**WHAT TO WORK ON:** Extract every line that contains the string "JSON".
-------- GIVEN INFORMATION --------
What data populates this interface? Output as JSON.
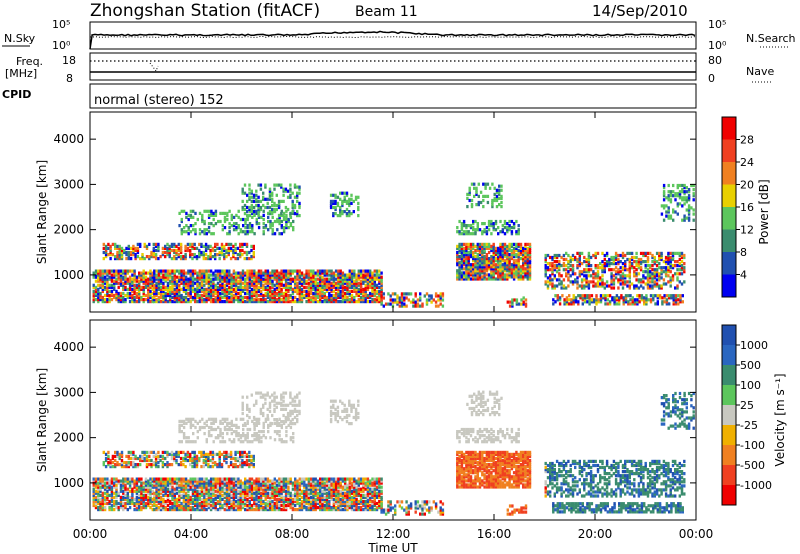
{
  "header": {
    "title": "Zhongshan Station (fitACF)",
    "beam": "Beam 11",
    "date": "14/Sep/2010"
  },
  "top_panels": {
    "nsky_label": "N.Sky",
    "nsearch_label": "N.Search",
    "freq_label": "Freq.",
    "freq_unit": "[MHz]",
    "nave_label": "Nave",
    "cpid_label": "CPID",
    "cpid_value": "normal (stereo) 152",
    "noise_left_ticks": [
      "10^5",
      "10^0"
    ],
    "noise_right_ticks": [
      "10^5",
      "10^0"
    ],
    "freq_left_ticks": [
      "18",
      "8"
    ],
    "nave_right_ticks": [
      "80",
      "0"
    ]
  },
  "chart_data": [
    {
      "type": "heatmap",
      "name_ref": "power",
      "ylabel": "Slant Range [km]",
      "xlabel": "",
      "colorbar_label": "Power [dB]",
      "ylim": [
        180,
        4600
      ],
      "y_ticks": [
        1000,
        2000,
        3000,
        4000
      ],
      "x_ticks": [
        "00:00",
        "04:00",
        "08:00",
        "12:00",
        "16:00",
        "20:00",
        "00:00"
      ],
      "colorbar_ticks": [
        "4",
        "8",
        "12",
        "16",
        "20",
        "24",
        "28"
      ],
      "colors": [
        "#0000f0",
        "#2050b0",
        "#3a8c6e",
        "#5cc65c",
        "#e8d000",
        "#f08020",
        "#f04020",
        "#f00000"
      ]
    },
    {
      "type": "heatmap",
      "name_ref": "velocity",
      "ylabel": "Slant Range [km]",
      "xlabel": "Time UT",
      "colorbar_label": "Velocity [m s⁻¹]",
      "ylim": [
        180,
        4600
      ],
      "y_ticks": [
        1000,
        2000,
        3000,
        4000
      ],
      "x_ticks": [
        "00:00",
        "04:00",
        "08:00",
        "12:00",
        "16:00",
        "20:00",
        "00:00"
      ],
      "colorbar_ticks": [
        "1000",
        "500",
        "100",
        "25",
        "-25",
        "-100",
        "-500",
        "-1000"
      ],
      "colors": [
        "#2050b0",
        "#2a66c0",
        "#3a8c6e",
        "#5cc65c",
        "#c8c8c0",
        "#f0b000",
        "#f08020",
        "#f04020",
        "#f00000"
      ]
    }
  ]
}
--------
-------- GIVEN INFORMATION --------
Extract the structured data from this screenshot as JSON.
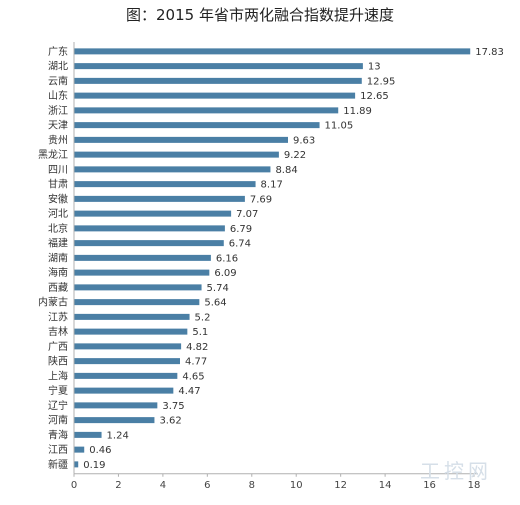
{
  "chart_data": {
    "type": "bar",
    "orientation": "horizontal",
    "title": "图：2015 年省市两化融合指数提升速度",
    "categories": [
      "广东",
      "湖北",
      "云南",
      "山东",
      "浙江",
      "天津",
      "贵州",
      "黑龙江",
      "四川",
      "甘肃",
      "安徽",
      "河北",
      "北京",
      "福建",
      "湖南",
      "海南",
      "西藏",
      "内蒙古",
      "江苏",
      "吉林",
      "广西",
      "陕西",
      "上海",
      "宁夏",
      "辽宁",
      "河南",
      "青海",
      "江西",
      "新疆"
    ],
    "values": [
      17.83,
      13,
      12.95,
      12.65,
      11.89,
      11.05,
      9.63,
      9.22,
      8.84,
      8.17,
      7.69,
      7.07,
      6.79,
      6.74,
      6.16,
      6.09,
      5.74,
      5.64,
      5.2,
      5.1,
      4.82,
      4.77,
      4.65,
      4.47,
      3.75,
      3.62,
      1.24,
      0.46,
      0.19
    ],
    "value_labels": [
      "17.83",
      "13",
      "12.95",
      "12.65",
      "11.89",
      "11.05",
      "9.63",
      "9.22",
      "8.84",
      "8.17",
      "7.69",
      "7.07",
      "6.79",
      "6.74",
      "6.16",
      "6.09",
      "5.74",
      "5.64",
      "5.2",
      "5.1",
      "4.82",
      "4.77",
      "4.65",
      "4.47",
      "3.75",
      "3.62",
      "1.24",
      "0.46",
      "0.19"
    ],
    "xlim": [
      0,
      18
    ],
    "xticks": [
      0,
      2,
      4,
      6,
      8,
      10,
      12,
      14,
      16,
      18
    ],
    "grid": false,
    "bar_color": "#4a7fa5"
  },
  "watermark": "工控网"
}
--------
**SOLUTION TO THIS TASK:**
What data populates this interface? Output as JSON.
Extract the structured data from this screenshot as JSON.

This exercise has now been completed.